**TO DO:**
Render the material from its first line up to and including the line containing "table-cell [465,369,495,384]" as a JSON list of strings, one string per line, with blank lines omitted.

**RECORD SET:**
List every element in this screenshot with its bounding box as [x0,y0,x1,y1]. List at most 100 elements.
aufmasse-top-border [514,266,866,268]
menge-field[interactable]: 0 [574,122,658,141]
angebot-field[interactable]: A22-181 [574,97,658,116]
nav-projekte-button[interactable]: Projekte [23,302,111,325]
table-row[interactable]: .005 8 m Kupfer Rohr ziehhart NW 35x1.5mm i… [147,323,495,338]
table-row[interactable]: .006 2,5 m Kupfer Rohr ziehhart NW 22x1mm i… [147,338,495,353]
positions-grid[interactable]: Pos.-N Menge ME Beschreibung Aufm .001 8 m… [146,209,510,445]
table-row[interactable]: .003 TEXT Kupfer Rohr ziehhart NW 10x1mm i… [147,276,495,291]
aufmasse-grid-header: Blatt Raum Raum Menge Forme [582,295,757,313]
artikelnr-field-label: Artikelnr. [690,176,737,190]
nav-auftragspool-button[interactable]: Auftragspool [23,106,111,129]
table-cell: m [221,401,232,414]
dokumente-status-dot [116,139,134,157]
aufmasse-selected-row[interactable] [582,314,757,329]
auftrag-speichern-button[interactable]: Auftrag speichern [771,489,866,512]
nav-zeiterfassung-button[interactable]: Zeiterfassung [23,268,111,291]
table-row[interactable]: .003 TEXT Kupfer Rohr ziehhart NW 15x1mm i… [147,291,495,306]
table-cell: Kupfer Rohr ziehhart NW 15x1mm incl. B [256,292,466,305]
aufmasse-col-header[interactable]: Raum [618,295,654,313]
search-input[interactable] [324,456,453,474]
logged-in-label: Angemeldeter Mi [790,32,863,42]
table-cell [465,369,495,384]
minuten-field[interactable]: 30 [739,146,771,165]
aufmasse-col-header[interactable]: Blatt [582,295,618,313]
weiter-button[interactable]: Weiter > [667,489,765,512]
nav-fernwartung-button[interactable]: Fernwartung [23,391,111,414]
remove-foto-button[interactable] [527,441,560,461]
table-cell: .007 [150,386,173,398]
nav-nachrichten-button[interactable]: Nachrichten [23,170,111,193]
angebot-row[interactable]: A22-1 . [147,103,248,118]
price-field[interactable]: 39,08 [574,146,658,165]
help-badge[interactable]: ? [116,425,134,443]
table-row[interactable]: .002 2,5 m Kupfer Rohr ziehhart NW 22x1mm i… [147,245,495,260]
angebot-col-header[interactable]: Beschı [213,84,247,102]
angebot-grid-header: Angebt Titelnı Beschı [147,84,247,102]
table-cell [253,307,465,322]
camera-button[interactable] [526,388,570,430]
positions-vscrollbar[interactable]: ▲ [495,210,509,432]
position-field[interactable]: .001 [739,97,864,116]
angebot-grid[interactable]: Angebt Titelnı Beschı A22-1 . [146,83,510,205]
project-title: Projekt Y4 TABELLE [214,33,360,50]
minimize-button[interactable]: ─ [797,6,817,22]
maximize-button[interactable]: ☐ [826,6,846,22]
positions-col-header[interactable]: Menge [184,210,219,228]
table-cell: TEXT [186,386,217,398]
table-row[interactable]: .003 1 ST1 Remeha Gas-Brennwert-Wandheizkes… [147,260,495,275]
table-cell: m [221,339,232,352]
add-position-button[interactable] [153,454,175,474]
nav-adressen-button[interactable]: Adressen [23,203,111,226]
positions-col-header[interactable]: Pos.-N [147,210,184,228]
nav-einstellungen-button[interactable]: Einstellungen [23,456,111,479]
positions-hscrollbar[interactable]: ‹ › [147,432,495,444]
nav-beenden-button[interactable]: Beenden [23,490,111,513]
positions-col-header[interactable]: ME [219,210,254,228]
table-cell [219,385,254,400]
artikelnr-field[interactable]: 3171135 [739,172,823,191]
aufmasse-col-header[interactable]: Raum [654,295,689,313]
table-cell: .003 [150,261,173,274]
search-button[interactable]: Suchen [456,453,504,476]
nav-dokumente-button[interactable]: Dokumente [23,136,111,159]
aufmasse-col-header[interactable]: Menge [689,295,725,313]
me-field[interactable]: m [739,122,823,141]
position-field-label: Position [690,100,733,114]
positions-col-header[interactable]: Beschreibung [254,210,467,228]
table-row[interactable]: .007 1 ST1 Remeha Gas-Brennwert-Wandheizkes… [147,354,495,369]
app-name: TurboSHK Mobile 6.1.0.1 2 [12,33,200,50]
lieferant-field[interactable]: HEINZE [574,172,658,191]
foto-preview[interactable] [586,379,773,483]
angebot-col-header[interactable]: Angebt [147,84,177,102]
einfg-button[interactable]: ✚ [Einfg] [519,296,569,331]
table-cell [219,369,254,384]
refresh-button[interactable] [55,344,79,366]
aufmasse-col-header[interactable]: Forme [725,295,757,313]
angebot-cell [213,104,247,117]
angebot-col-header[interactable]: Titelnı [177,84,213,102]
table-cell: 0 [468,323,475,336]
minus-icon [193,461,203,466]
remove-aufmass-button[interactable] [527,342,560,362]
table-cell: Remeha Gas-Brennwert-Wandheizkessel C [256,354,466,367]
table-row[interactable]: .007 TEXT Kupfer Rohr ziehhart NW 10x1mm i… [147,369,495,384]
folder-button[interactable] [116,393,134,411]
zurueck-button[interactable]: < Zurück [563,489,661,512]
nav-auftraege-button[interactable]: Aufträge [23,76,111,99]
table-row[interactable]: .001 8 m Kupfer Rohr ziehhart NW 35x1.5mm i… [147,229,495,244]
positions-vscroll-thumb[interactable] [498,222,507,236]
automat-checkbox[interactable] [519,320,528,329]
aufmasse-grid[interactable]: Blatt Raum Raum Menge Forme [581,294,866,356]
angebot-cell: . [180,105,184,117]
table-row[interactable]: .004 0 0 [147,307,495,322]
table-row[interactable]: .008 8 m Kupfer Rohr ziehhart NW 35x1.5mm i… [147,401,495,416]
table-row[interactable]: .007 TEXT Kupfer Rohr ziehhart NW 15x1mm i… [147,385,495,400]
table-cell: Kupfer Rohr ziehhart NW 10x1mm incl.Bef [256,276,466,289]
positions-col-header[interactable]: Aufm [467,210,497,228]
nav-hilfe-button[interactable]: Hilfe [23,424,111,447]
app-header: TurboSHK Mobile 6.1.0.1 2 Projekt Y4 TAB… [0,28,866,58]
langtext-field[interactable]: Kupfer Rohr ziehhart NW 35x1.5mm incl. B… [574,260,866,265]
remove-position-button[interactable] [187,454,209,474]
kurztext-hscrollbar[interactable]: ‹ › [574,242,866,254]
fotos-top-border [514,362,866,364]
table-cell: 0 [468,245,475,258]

**RESPONSE TO THIS EXERCISE:**
[
  "List every element in this screenshot with its bounding box as [x0,y0,x1,y1]. List at most 100 elements.",
  "aufmasse-top-border [514,266,866,268]",
  "menge-field[interactable]: 0 [574,122,658,141]",
  "angebot-field[interactable]: A22-181 [574,97,658,116]",
  "nav-projekte-button[interactable]: Projekte [23,302,111,325]",
  "table-row[interactable]: .005 8 m Kupfer Rohr ziehhart NW 35x1.5mm i… [147,323,495,338]",
  "table-row[interactable]: .006 2,5 m Kupfer Rohr ziehhart NW 22x1mm i… [147,338,495,353]",
  "positions-grid[interactable]: Pos.-N Menge ME Beschreibung Aufm .001 8 m… [146,209,510,445]",
  "table-row[interactable]: .003 TEXT Kupfer Rohr ziehhart NW 10x1mm i… [147,276,495,291]",
  "aufmasse-grid-header: Blatt Raum Raum Menge Forme [582,295,757,313]",
  "artikelnr-field-label: Artikelnr. [690,176,737,190]",
  "nav-auftragspool-button[interactable]: Auftragspool [23,106,111,129]",
  "table-cell: m [221,401,232,414]",
  "dokumente-status-dot [116,139,134,157]",
  "aufmasse-selected-row[interactable] [582,314,757,329]",
  "auftrag-speichern-button[interactable]: Auftrag speichern [771,489,866,512]",
  "nav-zeiterfassung-button[interactable]: Zeiterfassung [23,268,111,291]",
  "table-row[interactable]: .003 TEXT Kupfer Rohr ziehhart NW 15x1mm i… [147,291,495,306]",
  "table-cell: Kupfer Rohr ziehhart NW 15x1mm incl. B [256,292,466,305]",
  "aufmasse-col-header[interactable]: Raum [618,295,654,313]",
  "search-input[interactable] [324,456,453,474]",
  "logged-in-label: Angemeldeter Mi [790,32,863,42]",
  "table-cell [465,369,495,384]"
]